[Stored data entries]

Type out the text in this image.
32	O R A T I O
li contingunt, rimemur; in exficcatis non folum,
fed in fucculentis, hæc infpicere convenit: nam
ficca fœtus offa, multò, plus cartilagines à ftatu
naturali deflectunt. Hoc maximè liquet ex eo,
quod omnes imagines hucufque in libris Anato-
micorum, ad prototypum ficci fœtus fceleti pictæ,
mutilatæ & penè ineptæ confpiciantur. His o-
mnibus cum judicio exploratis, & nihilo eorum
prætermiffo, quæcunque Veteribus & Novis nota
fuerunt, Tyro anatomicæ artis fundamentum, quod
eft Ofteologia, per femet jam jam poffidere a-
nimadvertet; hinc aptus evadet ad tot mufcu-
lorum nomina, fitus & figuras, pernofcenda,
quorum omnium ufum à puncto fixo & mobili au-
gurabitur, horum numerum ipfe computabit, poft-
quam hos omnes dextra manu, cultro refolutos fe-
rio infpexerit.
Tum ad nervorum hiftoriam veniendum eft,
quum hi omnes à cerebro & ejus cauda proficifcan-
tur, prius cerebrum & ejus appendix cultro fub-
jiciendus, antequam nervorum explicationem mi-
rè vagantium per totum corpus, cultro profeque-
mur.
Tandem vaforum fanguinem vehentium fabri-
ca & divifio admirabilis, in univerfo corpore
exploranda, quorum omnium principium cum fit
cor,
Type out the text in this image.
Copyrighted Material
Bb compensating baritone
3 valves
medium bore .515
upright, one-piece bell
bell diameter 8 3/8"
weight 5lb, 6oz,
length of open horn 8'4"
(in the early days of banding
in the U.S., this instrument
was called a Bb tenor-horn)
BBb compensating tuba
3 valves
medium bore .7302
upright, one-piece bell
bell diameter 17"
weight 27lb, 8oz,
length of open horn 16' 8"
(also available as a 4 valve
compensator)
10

# Work to complete
Pull out each line of the records holding the string "omnium".

# Written answer
quorum omnium ufum à puncto fixo & mobili au-
exploranda, quorum omnium principium cum fit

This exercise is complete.